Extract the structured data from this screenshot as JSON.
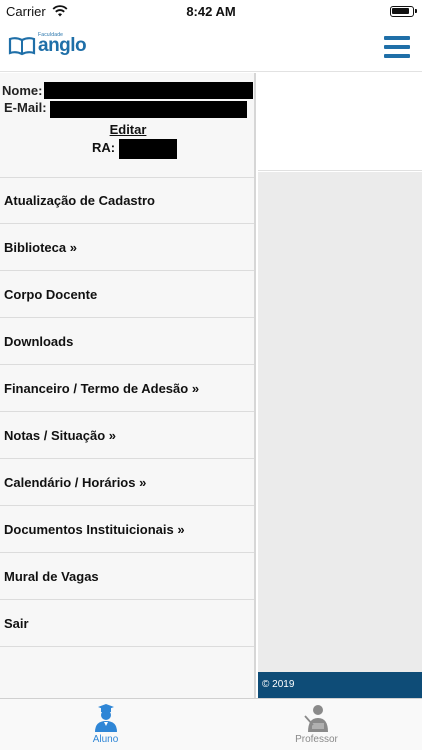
{
  "status_bar": {
    "carrier": "Carrier",
    "time": "8:42 AM"
  },
  "header": {
    "logo_small": "Faculdade",
    "logo_text": "anglo",
    "menu_icon": "hamburger-menu-icon"
  },
  "profile": {
    "nome_label": "Nome:",
    "email_label": "E-Mail:",
    "edit_label": "Editar",
    "ra_label": "RA:"
  },
  "menu": {
    "items": [
      {
        "label": "Atualização de Cadastro"
      },
      {
        "label": "Biblioteca »"
      },
      {
        "label": "Corpo Docente"
      },
      {
        "label": "Downloads"
      },
      {
        "label": "Financeiro / Termo de Adesão »"
      },
      {
        "label": "Notas / Situação »"
      },
      {
        "label": "Calendário / Horários »"
      },
      {
        "label": "Documentos Instituicionais »"
      },
      {
        "label": "Mural de Vagas"
      },
      {
        "label": "Sair"
      }
    ]
  },
  "footer": {
    "copyright": "© 2019"
  },
  "tabs": {
    "aluno": {
      "label": "Aluno",
      "icon": "student-icon"
    },
    "professor": {
      "label": "Professor",
      "icon": "teacher-icon"
    }
  },
  "colors": {
    "brand": "#1f6fa8",
    "footer": "#0e4c77",
    "tab_active": "#2f86d6",
    "tab_inactive": "#8a8a8a"
  }
}
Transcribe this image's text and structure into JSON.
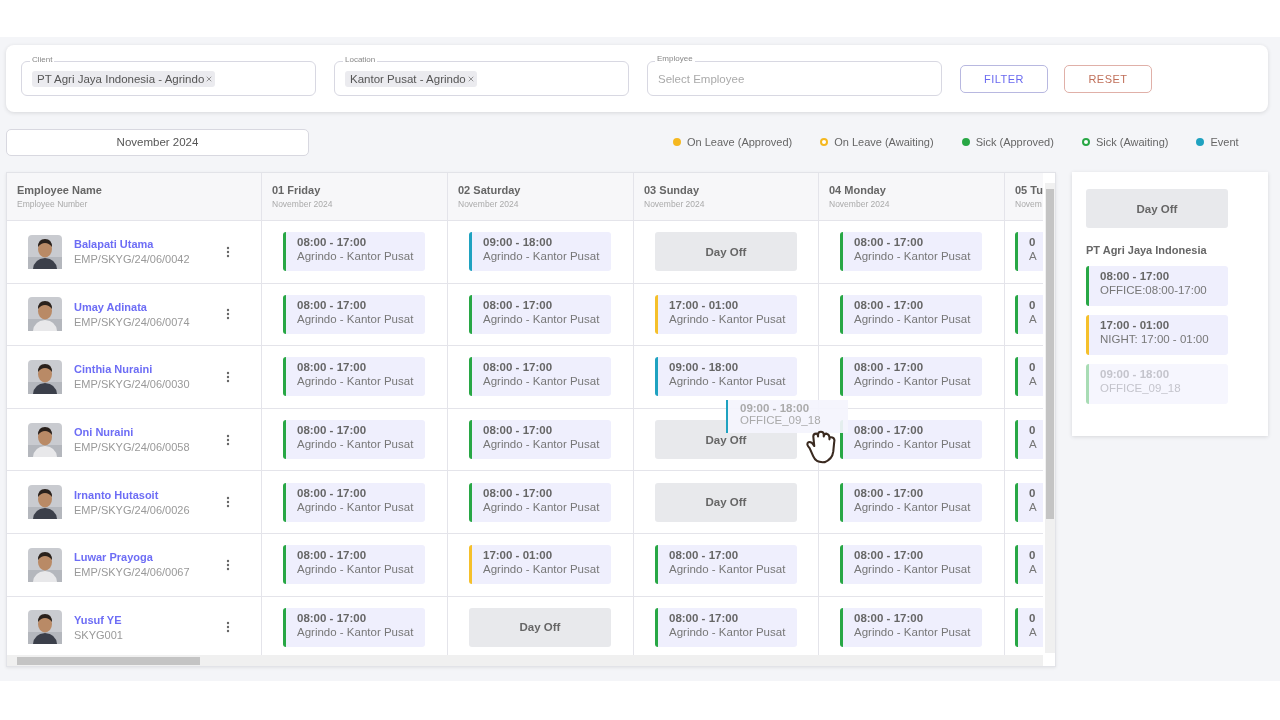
{
  "filters": {
    "client": {
      "label": "Client",
      "tags": [
        "PT Agri Jaya Indonesia - Agrindo"
      ]
    },
    "location": {
      "label": "Location",
      "tags": [
        "Kantor Pusat - Agrindo"
      ]
    },
    "employee": {
      "label": "Employee",
      "placeholder": "Select Employee"
    }
  },
  "buttons": [
    {
      "label": "FILTER",
      "kind": "filter"
    },
    {
      "label": "RESET",
      "kind": "reset"
    }
  ],
  "month": "November 2024",
  "legend": [
    {
      "label": "On Leave (Approved)",
      "color": "#f5b820",
      "kind": "solid"
    },
    {
      "label": "On Leave (Awaiting)",
      "color": "#f5b820",
      "kind": "ring"
    },
    {
      "label": "Sick (Approved)",
      "color": "#28a745",
      "kind": "solid"
    },
    {
      "label": "Sick (Awaiting)",
      "color": "#28a745",
      "kind": "ring"
    },
    {
      "label": "Event",
      "color": "#1fa2c0",
      "kind": "solid"
    }
  ],
  "table": {
    "columns": [
      {
        "title": "Employee Name",
        "subtitle": "Employee Number"
      },
      {
        "title": "01 Friday",
        "subtitle": "November 2024"
      },
      {
        "title": "02 Saturday",
        "subtitle": "November 2024"
      },
      {
        "title": "03 Sunday",
        "subtitle": "November 2024"
      },
      {
        "title": "04 Monday",
        "subtitle": "November 2024"
      },
      {
        "title": "05 Tu",
        "subtitle": "Novem"
      }
    ],
    "rows": [
      {
        "name": "Balapati Utama",
        "number": "EMP/SKYG/24/06/0042",
        "cells": [
          {
            "kind": "shift",
            "time": "08:00 - 17:00",
            "location": "Agrindo - Kantor Pusat",
            "color": "#28a745"
          },
          {
            "kind": "shift",
            "time": "09:00 - 18:00",
            "location": "Agrindo - Kantor Pusat",
            "color": "#1fa2c0"
          },
          {
            "kind": "day_off",
            "label": "Day Off"
          },
          {
            "kind": "shift",
            "time": "08:00 - 17:00",
            "location": "Agrindo - Kantor Pusat",
            "color": "#28a745"
          },
          {
            "kind": "shift",
            "time": "0",
            "location": "A",
            "color": "#28a745"
          }
        ]
      },
      {
        "name": "Umay Adinata",
        "number": "EMP/SKYG/24/06/0074",
        "cells": [
          {
            "kind": "shift",
            "time": "08:00 - 17:00",
            "location": "Agrindo - Kantor Pusat",
            "color": "#28a745"
          },
          {
            "kind": "shift",
            "time": "08:00 - 17:00",
            "location": "Agrindo - Kantor Pusat",
            "color": "#28a745"
          },
          {
            "kind": "shift",
            "time": "17:00 - 01:00",
            "location": "Agrindo - Kantor Pusat",
            "color": "#f5c02b"
          },
          {
            "kind": "shift",
            "time": "08:00 - 17:00",
            "location": "Agrindo - Kantor Pusat",
            "color": "#28a745"
          },
          {
            "kind": "shift",
            "time": "0",
            "location": "A",
            "color": "#28a745"
          }
        ]
      },
      {
        "name": "Cinthia Nuraini",
        "number": "EMP/SKYG/24/06/0030",
        "cells": [
          {
            "kind": "shift",
            "time": "08:00 - 17:00",
            "location": "Agrindo - Kantor Pusat",
            "color": "#28a745"
          },
          {
            "kind": "shift",
            "time": "08:00 - 17:00",
            "location": "Agrindo - Kantor Pusat",
            "color": "#28a745"
          },
          {
            "kind": "shift",
            "time": "09:00 - 18:00",
            "location": "Agrindo - Kantor Pusat",
            "color": "#1fa2c0"
          },
          {
            "kind": "shift",
            "time": "08:00 - 17:00",
            "location": "Agrindo - Kantor Pusat",
            "color": "#28a745"
          },
          {
            "kind": "shift",
            "time": "0",
            "location": "A",
            "color": "#28a745"
          }
        ]
      },
      {
        "name": "Oni Nuraini",
        "number": "EMP/SKYG/24/06/0058",
        "cells": [
          {
            "kind": "shift",
            "time": "08:00 - 17:00",
            "location": "Agrindo - Kantor Pusat",
            "color": "#28a745"
          },
          {
            "kind": "shift",
            "time": "08:00 - 17:00",
            "location": "Agrindo - Kantor Pusat",
            "color": "#28a745"
          },
          {
            "kind": "day_off",
            "label": "Day Off"
          },
          {
            "kind": "shift",
            "time": "08:00 - 17:00",
            "location": "Agrindo - Kantor Pusat",
            "color": "#28a745"
          },
          {
            "kind": "shift",
            "time": "0",
            "location": "A",
            "color": "#28a745"
          }
        ]
      },
      {
        "name": "Irnanto Hutasoit",
        "number": "EMP/SKYG/24/06/0026",
        "cells": [
          {
            "kind": "shift",
            "time": "08:00 - 17:00",
            "location": "Agrindo - Kantor Pusat",
            "color": "#28a745"
          },
          {
            "kind": "shift",
            "time": "08:00 - 17:00",
            "location": "Agrindo - Kantor Pusat",
            "color": "#28a745"
          },
          {
            "kind": "day_off",
            "label": "Day Off"
          },
          {
            "kind": "shift",
            "time": "08:00 - 17:00",
            "location": "Agrindo - Kantor Pusat",
            "color": "#28a745"
          },
          {
            "kind": "shift",
            "time": "0",
            "location": "A",
            "color": "#28a745"
          }
        ]
      },
      {
        "name": "Luwar Prayoga",
        "number": "EMP/SKYG/24/06/0067",
        "cells": [
          {
            "kind": "shift",
            "time": "08:00 - 17:00",
            "location": "Agrindo - Kantor Pusat",
            "color": "#28a745"
          },
          {
            "kind": "shift",
            "time": "17:00 - 01:00",
            "location": "Agrindo - Kantor Pusat",
            "color": "#f5c02b"
          },
          {
            "kind": "shift",
            "time": "08:00 - 17:00",
            "location": "Agrindo - Kantor Pusat",
            "color": "#28a745"
          },
          {
            "kind": "shift",
            "time": "08:00 - 17:00",
            "location": "Agrindo - Kantor Pusat",
            "color": "#28a745"
          },
          {
            "kind": "shift",
            "time": "0",
            "location": "A",
            "color": "#28a745"
          }
        ]
      },
      {
        "name": "Yusuf YE",
        "number": "SKYG001",
        "cells": [
          {
            "kind": "shift",
            "time": "08:00 - 17:00",
            "location": "Agrindo - Kantor Pusat",
            "color": "#28a745"
          },
          {
            "kind": "day_off",
            "label": "Day Off"
          },
          {
            "kind": "shift",
            "time": "08:00 - 17:00",
            "location": "Agrindo - Kantor Pusat",
            "color": "#28a745"
          },
          {
            "kind": "shift",
            "time": "08:00 - 17:00",
            "location": "Agrindo - Kantor Pusat",
            "color": "#28a745"
          },
          {
            "kind": "shift",
            "time": "0",
            "location": "A",
            "color": "#28a745"
          }
        ]
      }
    ]
  },
  "drag_preview": {
    "time": "09:00 - 18:00",
    "label": "OFFICE_09_18",
    "color": "#1fa2c0"
  },
  "panel": {
    "day_off": "Day Off",
    "client": "PT Agri Jaya Indonesia",
    "templates": [
      {
        "time": "08:00 - 17:00",
        "label": "OFFICE:08:00-17:00",
        "color": "#28a745",
        "dragging": false
      },
      {
        "time": "17:00 - 01:00",
        "label": "NIGHT: 17:00 - 01:00",
        "color": "#f5c02b",
        "dragging": false
      },
      {
        "time": "09:00 - 18:00",
        "label": "OFFICE_09_18",
        "color": "#a8dcb4",
        "dragging": true
      }
    ]
  }
}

# Job:
Check each line of the entries above, and show every one holding the word "JSON".

# Full solution:
Extract the structured data from this screenshot as JSON.
Transcribe this image's text and structure into JSON.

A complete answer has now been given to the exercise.